*EXERCISE REQUIREMENTS*. Reproduce every entry that follows word for word, but omit the images.

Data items
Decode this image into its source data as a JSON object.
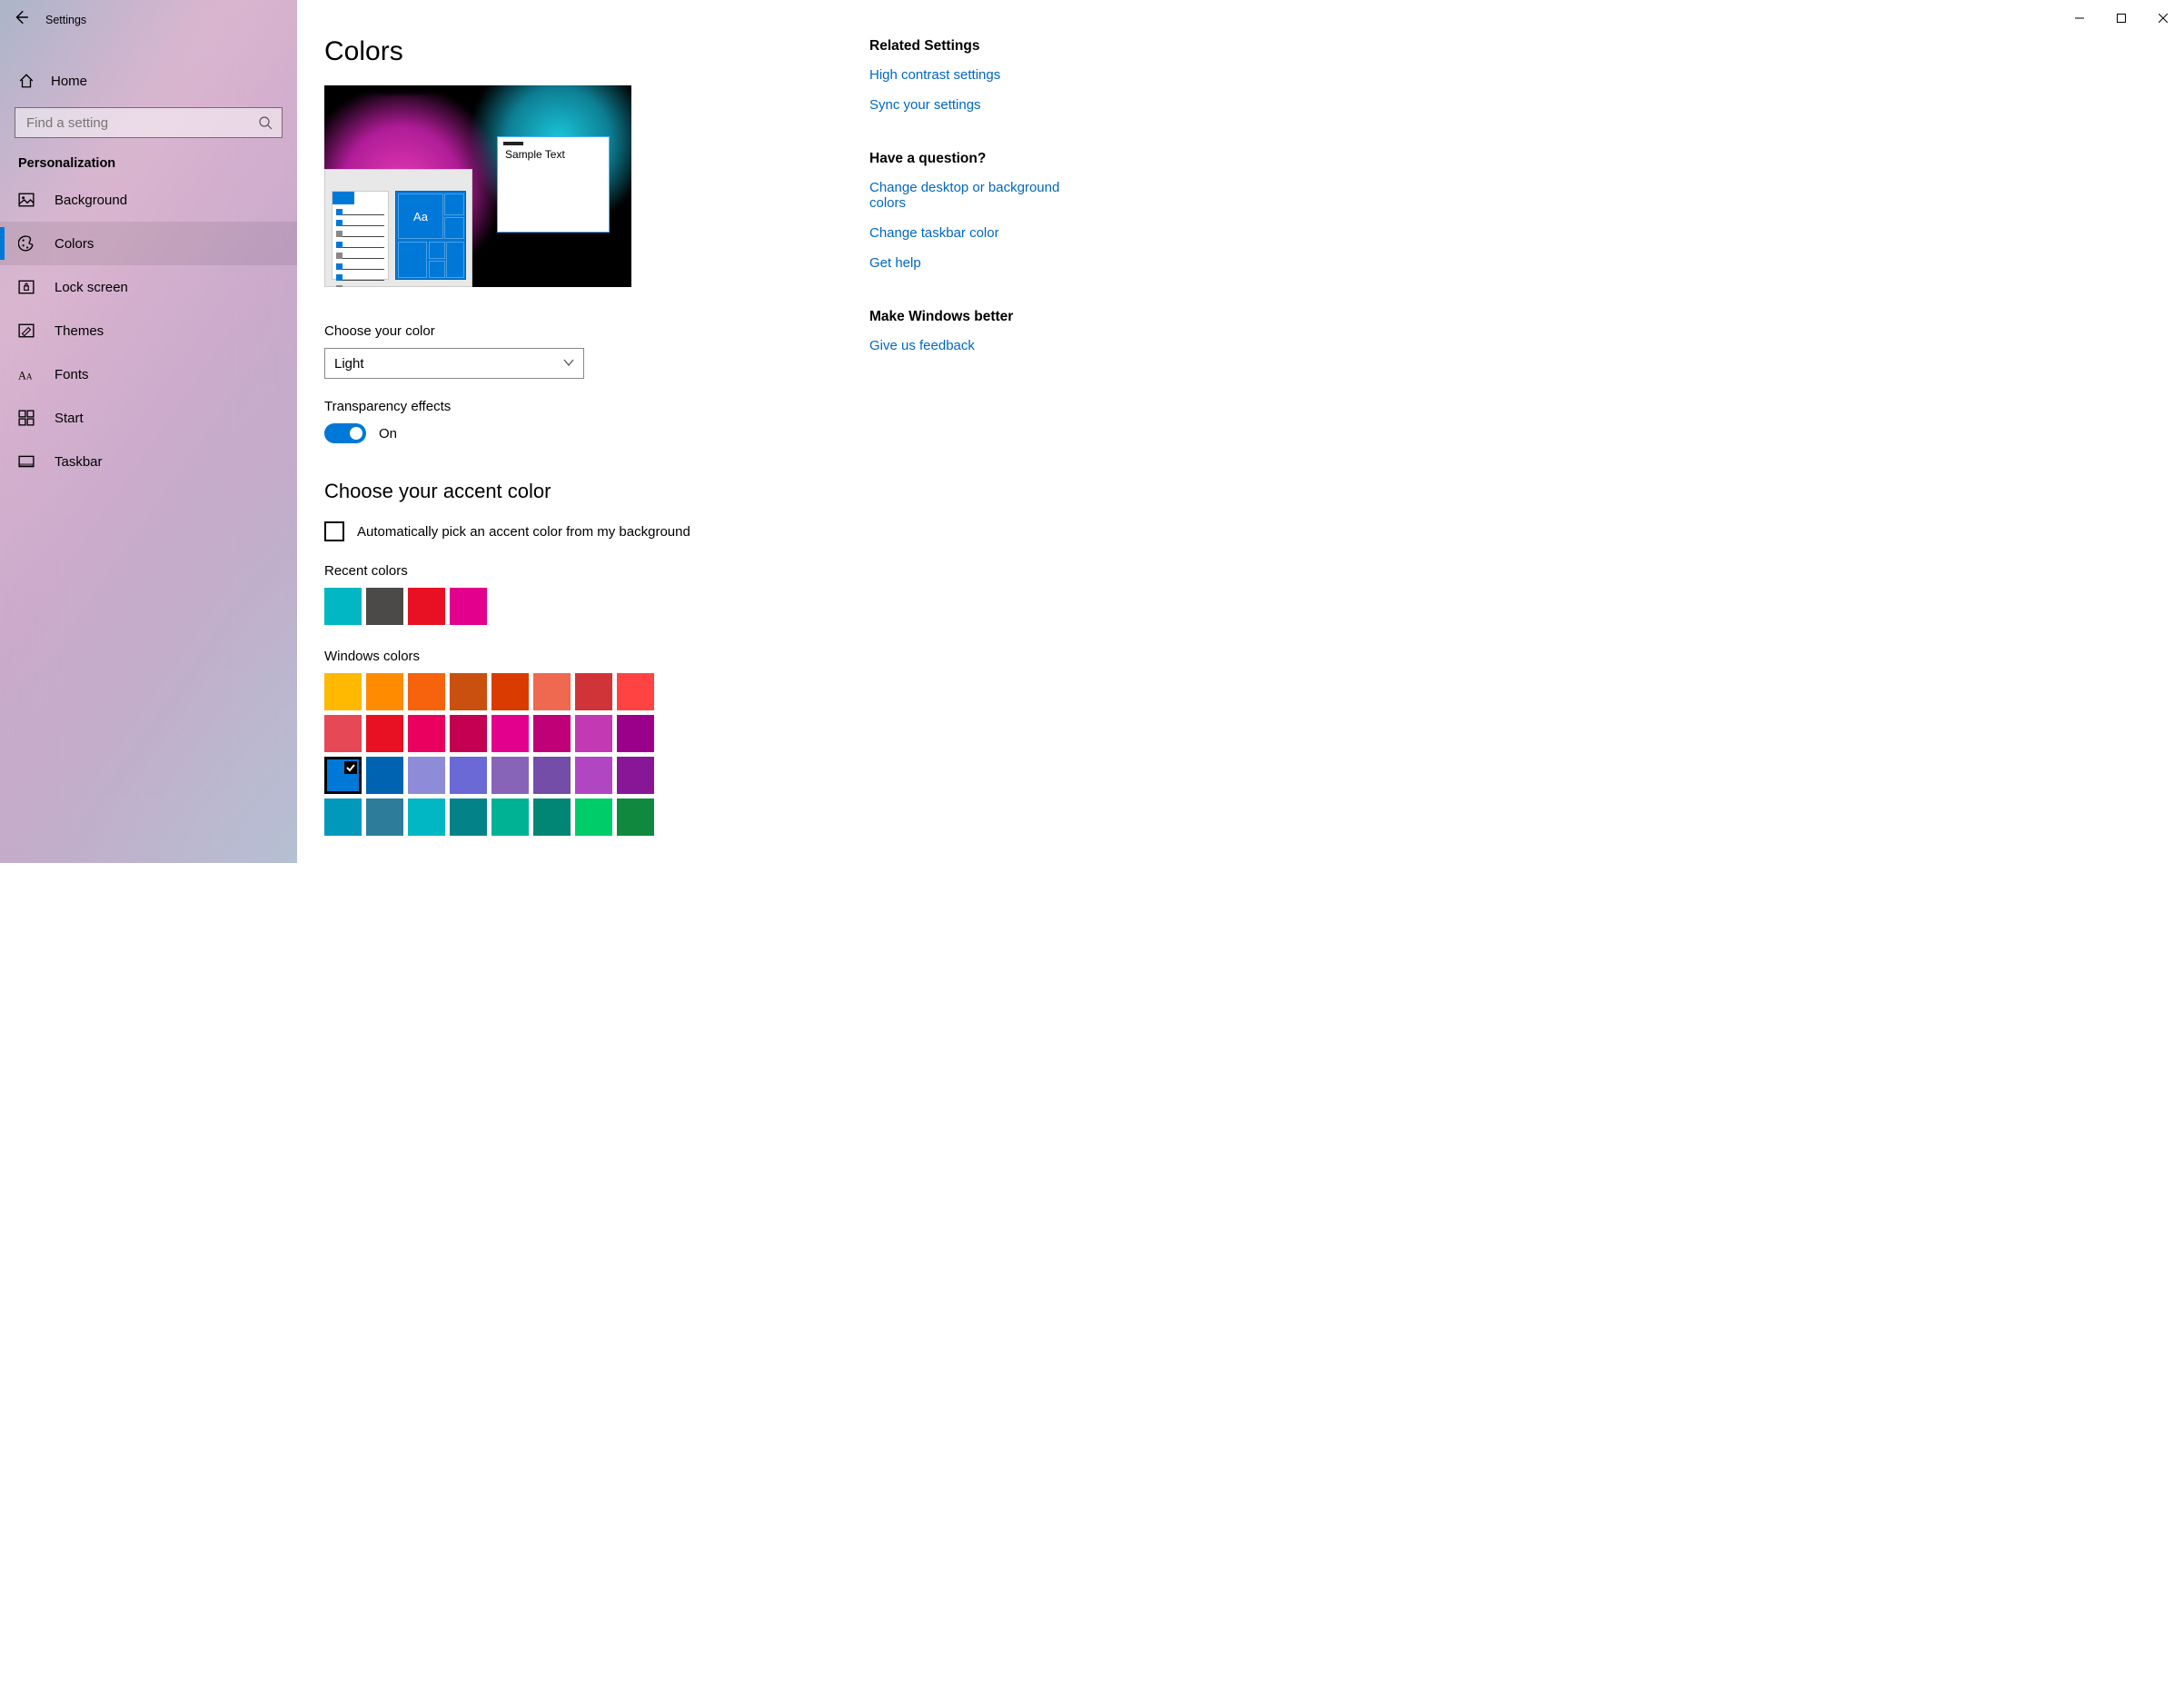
{
  "app": {
    "title": "Settings"
  },
  "windowControls": {
    "min": "—",
    "max": "▢",
    "close": "✕"
  },
  "sidebar": {
    "home": "Home",
    "search_placeholder": "Find a setting",
    "category": "Personalization",
    "items": [
      {
        "label": "Background",
        "icon": "picture"
      },
      {
        "label": "Colors",
        "icon": "palette",
        "active": true
      },
      {
        "label": "Lock screen",
        "icon": "lock"
      },
      {
        "label": "Themes",
        "icon": "brush"
      },
      {
        "label": "Fonts",
        "icon": "font"
      },
      {
        "label": "Start",
        "icon": "start"
      },
      {
        "label": "Taskbar",
        "icon": "taskbar"
      }
    ]
  },
  "page": {
    "title": "Colors",
    "preview_sample": "Sample Text",
    "preview_aa": "Aa",
    "choose_color_label": "Choose your color",
    "choose_color_value": "Light",
    "transparency_label": "Transparency effects",
    "transparency_state": "On",
    "accent_heading": "Choose your accent color",
    "auto_pick_label": "Automatically pick an accent color from my background",
    "recent_label": "Recent colors",
    "recent_colors": [
      "#00b7c3",
      "#4c4a48",
      "#e81123",
      "#e3008c"
    ],
    "windows_label": "Windows colors",
    "windows_colors": [
      "#ffb900",
      "#ff8c00",
      "#f7630c",
      "#ca5010",
      "#da3b01",
      "#ef6950",
      "#d13438",
      "#ff4343",
      "#e74856",
      "#e81123",
      "#ea005e",
      "#c30052",
      "#e3008c",
      "#bf0077",
      "#c239b3",
      "#9a0089",
      "#0078d7",
      "#0063b1",
      "#8e8cd8",
      "#6b69d6",
      "#8764b8",
      "#744da9",
      "#b146c2",
      "#881798",
      "#0099bc",
      "#2d7d9a",
      "#00b7c3",
      "#038387",
      "#00b294",
      "#018574",
      "#00cc6a",
      "#10893e"
    ],
    "selected_color_index": 16
  },
  "related": {
    "heading": "Related Settings",
    "links": [
      "High contrast settings",
      "Sync your settings"
    ]
  },
  "question": {
    "heading": "Have a question?",
    "links": [
      "Change desktop or background colors",
      "Change taskbar color",
      "Get help"
    ]
  },
  "feedback": {
    "heading": "Make Windows better",
    "links": [
      "Give us feedback"
    ]
  }
}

*COMPLETED TASK*.
Decode this image into its source data as a JSON object.
{
  "app": {
    "title": "Settings"
  },
  "windowControls": {
    "min": "—",
    "max": "▢",
    "close": "✕"
  },
  "sidebar": {
    "home": "Home",
    "search_placeholder": "Find a setting",
    "category": "Personalization",
    "items": [
      {
        "label": "Background",
        "icon": "picture"
      },
      {
        "label": "Colors",
        "icon": "palette",
        "active": true
      },
      {
        "label": "Lock screen",
        "icon": "lock"
      },
      {
        "label": "Themes",
        "icon": "brush"
      },
      {
        "label": "Fonts",
        "icon": "font"
      },
      {
        "label": "Start",
        "icon": "start"
      },
      {
        "label": "Taskbar",
        "icon": "taskbar"
      }
    ]
  },
  "page": {
    "title": "Colors",
    "preview_sample": "Sample Text",
    "preview_aa": "Aa",
    "choose_color_label": "Choose your color",
    "choose_color_value": "Light",
    "transparency_label": "Transparency effects",
    "transparency_state": "On",
    "accent_heading": "Choose your accent color",
    "auto_pick_label": "Automatically pick an accent color from my background",
    "recent_label": "Recent colors",
    "recent_colors": [
      "#00b7c3",
      "#4c4a48",
      "#e81123",
      "#e3008c"
    ],
    "windows_label": "Windows colors",
    "windows_colors": [
      "#ffb900",
      "#ff8c00",
      "#f7630c",
      "#ca5010",
      "#da3b01",
      "#ef6950",
      "#d13438",
      "#ff4343",
      "#e74856",
      "#e81123",
      "#ea005e",
      "#c30052",
      "#e3008c",
      "#bf0077",
      "#c239b3",
      "#9a0089",
      "#0078d7",
      "#0063b1",
      "#8e8cd8",
      "#6b69d6",
      "#8764b8",
      "#744da9",
      "#b146c2",
      "#881798",
      "#0099bc",
      "#2d7d9a",
      "#00b7c3",
      "#038387",
      "#00b294",
      "#018574",
      "#00cc6a",
      "#10893e"
    ],
    "selected_color_index": 16
  },
  "related": {
    "heading": "Related Settings",
    "links": [
      "High contrast settings",
      "Sync your settings"
    ]
  },
  "question": {
    "heading": "Have a question?",
    "links": [
      "Change desktop or background colors",
      "Change taskbar color",
      "Get help"
    ]
  },
  "feedback": {
    "heading": "Make Windows better",
    "links": [
      "Give us feedback"
    ]
  }
}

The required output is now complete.